Items from a data source:
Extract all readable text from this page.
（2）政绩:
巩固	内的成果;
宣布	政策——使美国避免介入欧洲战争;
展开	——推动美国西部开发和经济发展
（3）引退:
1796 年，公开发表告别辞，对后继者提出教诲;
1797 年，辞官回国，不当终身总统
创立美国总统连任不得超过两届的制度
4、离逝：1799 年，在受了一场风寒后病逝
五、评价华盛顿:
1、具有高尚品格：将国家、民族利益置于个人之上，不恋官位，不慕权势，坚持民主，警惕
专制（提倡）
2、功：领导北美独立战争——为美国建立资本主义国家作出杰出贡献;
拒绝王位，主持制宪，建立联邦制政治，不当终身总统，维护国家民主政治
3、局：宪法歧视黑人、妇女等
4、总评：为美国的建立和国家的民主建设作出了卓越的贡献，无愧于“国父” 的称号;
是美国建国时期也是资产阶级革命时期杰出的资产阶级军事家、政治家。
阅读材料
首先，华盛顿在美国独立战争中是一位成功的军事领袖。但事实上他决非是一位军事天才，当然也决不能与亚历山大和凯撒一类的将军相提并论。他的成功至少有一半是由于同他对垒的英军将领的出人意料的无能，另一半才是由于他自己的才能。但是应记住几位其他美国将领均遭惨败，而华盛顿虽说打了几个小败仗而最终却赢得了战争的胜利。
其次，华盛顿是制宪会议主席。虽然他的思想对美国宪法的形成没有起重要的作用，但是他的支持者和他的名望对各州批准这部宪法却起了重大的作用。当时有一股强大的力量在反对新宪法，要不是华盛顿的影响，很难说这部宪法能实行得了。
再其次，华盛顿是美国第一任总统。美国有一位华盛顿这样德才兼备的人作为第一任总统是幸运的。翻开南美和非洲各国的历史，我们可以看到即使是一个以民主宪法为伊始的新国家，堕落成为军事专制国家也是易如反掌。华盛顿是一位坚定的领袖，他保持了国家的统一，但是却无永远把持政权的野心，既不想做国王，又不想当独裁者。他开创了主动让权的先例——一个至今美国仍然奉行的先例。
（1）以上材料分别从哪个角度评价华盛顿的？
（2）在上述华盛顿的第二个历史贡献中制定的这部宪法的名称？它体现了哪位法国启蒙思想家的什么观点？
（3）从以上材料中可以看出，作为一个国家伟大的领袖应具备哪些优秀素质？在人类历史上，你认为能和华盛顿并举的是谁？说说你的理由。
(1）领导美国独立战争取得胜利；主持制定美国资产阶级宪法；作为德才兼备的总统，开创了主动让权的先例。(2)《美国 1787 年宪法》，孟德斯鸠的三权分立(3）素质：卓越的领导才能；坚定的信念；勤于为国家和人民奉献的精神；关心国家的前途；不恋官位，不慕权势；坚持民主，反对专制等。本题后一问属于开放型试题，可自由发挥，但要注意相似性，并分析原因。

Exercise details: Repeat the lines above exactly.

Full solution:
Extract all readable text from this page.
（2）政绩:
巩固	内的成果;
宣布	政策——使美国避免介入欧洲战争;
展开	——推动美国西部开发和经济发展
（3）引退:
1796 年，公开发表告别辞，对后继者提出教诲;
1797 年，辞官回国，不当终身总统
创立美国总统连任不得超过两届的制度
4、离逝：1799 年，在受了一场风寒后病逝
五、评价华盛顿:
1、具有高尚品格：将国家、民族利益置于个人之上，不恋官位，不慕权势，坚持民主，警惕
专制（提倡）
2、功：领导北美独立战争——为美国建立资本主义国家作出杰出贡献;
拒绝王位，主持制宪，建立联邦制政治，不当终身总统，维护国家民主政治
3、局：宪法歧视黑人、妇女等
4、总评：为美国的建立和国家的民主建设作出了卓越的贡献，无愧于“国父” 的称号;
是美国建国时期也是资产阶级革命时期杰出的资产阶级军事家、政治家。
阅读材料
首先，华盛顿在美国独立战争中是一位成功的军事领袖。但事实上他决非是一位军事天才，当然也决不能与亚历山大和凯撒一类的将军相提并论。他的成功至少有一半是由于同他对垒的英军将领的出人意料的无能，另一半才是由于他自己的才能。但是应记住几位其他美国将领均遭惨败，而华盛顿虽说打了几个小败仗而最终却赢得了战争的胜利。
其次，华盛顿是制宪会议主席。虽然他的思想对美国宪法的形成没有起重要的作用，但是他的支持者和他的名望对各州批准这部宪法却起了重大的作用。当时有一股强大的力量在反对新宪法，要不是华盛顿的影响，很难说这部宪法能实行得了。
再其次，华盛顿是美国第一任总统。美国有一位华盛顿这样德才兼备的人作为第一任总统是幸运的。翻开南美和非洲各国的历史，我们可以看到即使是一个以民主宪法为伊始的新国家，堕落成为军事专制国家也是易如反掌。华盛顿是一位坚定的领袖，他保持了国家的统一，但是却无永远把持政权的野心，既不想做国王，又不想当独裁者。他开创了主动让权的先例——一个至今美国仍然奉行的先例。
（1）以上材料分别从哪个角度评价华盛顿的？
（2）在上述华盛顿的第二个历史贡献中制定的这部宪法的名称？它体现了哪位法国启蒙思想家的什么观点？
（3）从以上材料中可以看出，作为一个国家伟大的领袖应具备哪些优秀素质？在人类历史上，你认为能和华盛顿并举的是谁？说说你的理由。
(1）领导美国独立战争取得胜利；主持制定美国资产阶级宪法；作为德才兼备的总统，开创了主动让权的先例。(2)《美国 1787 年宪法》，孟德斯鸠的三权分立(3）素质：卓越的领导才能；坚定的信念；勤于为国家和人民奉献的精神；关心国家的前途；不恋官位，不慕权势；坚持民主，反对专制等。本题后一问属于开放型试题，可自由发挥，但要注意相似性，并分析原因。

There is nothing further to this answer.